A run of records:
* * * * * * *

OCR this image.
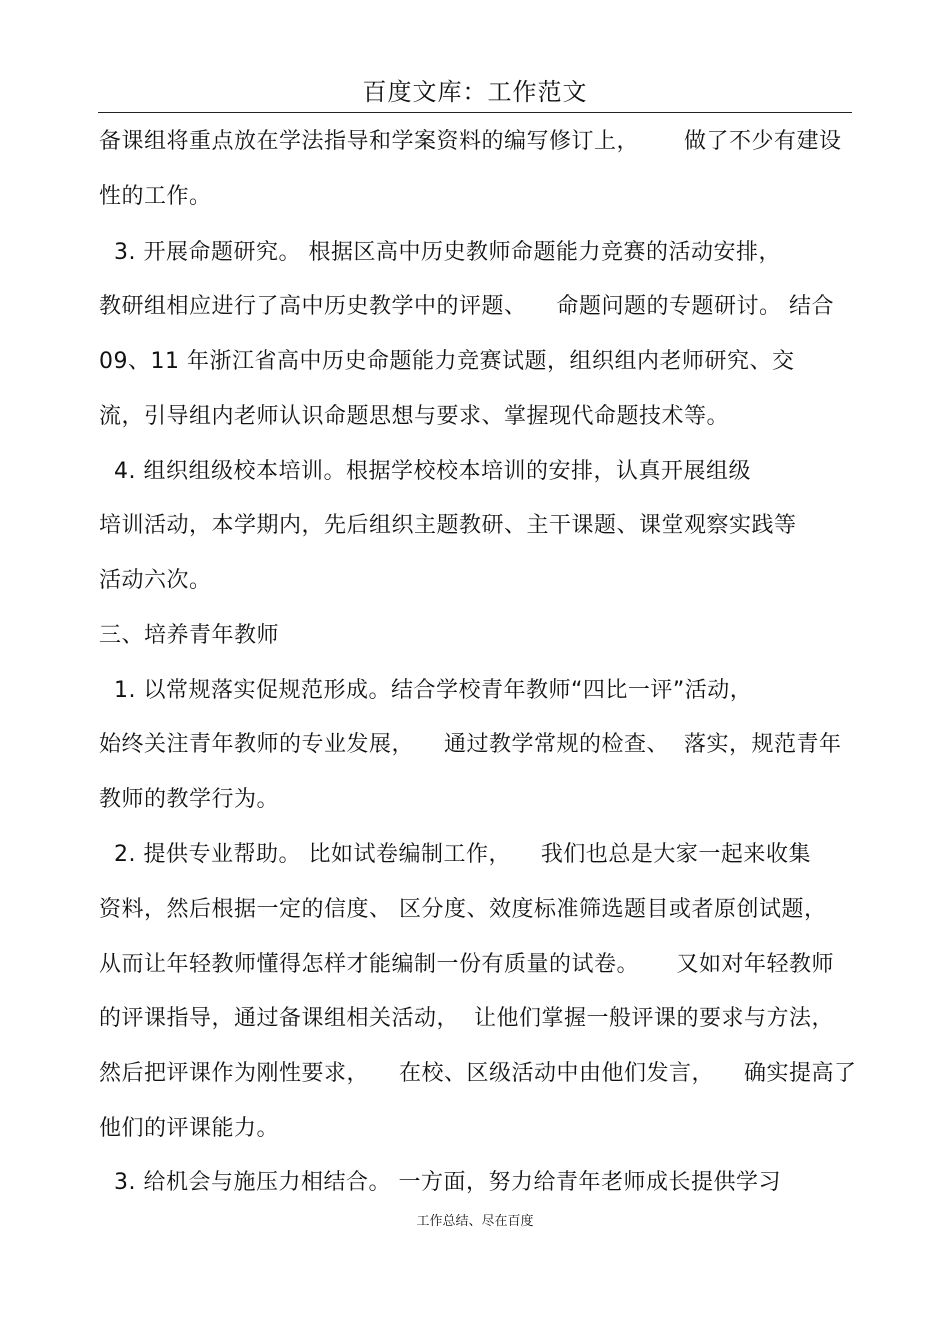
百度文库：工作范文
备课组将重点放在学法指导和学案资料的编写修订上，      做了不少有建设
性的工作。
3. 开展命题研究。 根据区高中历史教师命题能力竞赛的活动安排，
教研组相应进行了高中历史教学中的评题、    命题问题的专题研讨。 结合
09、11 年浙江省高中历史命题能力竞赛试题，组织组内老师研究、交
流，引导组内老师认识命题思想与要求、掌握现代命题技术等。
4. 组织组级校本培训。根据学校校本培训的安排，认真开展组级
培训活动，本学期内，先后组织主题教研、主干课题、课堂观察实践等
活动六次。
三、培养青年教师
1. 以常规落实促规范形成。结合学校青年教师“四比一评”活动，
始终关注青年教师的专业发展，    通过教学常规的检查、  落实，规范青年
教师的教学行为。
2. 提供专业帮助。 比如试卷编制工作，    我们也总是大家一起来收集
资料，然后根据一定的信度、 区分度、效度标准筛选题目或者原创试题，
从而让年轻教师懂得怎样才能编制一份有质量的试卷。     又如对年轻教师
的评课指导，通过备课组相关活动，  让他们掌握一般评课的要求与方法，
然后把评课作为刚性要求，    在校、区级活动中由他们发言，    确实提高了
他们的评课能力。
3. 给机会与施压力相结合。 一方面，努力给青年老师成长提供学习
工作总结、尽在百度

* * * * * * *

Your copy should match the records word for word, with the pictures removed.

TASK OUTPUT:
OCR this image.
百度文库：工作范文
备课组将重点放在学法指导和学案资料的编写修订上，      做了不少有建设
性的工作。
3. 开展命题研究。 根据区高中历史教师命题能力竞赛的活动安排，
教研组相应进行了高中历史教学中的评题、    命题问题的专题研讨。 结合
09、11 年浙江省高中历史命题能力竞赛试题，组织组内老师研究、交
流，引导组内老师认识命题思想与要求、掌握现代命题技术等。
4. 组织组级校本培训。根据学校校本培训的安排，认真开展组级
培训活动，本学期内，先后组织主题教研、主干课题、课堂观察实践等
活动六次。
三、培养青年教师
1. 以常规落实促规范形成。结合学校青年教师“四比一评”活动，
始终关注青年教师的专业发展，    通过教学常规的检查、  落实，规范青年
教师的教学行为。
2. 提供专业帮助。 比如试卷编制工作，    我们也总是大家一起来收集
资料，然后根据一定的信度、 区分度、效度标准筛选题目或者原创试题，
从而让年轻教师懂得怎样才能编制一份有质量的试卷。     又如对年轻教师
的评课指导，通过备课组相关活动，  让他们掌握一般评课的要求与方法，
然后把评课作为刚性要求，    在校、区级活动中由他们发言，    确实提高了
他们的评课能力。
3. 给机会与施压力相结合。 一方面，努力给青年老师成长提供学习
工作总结、尽在百度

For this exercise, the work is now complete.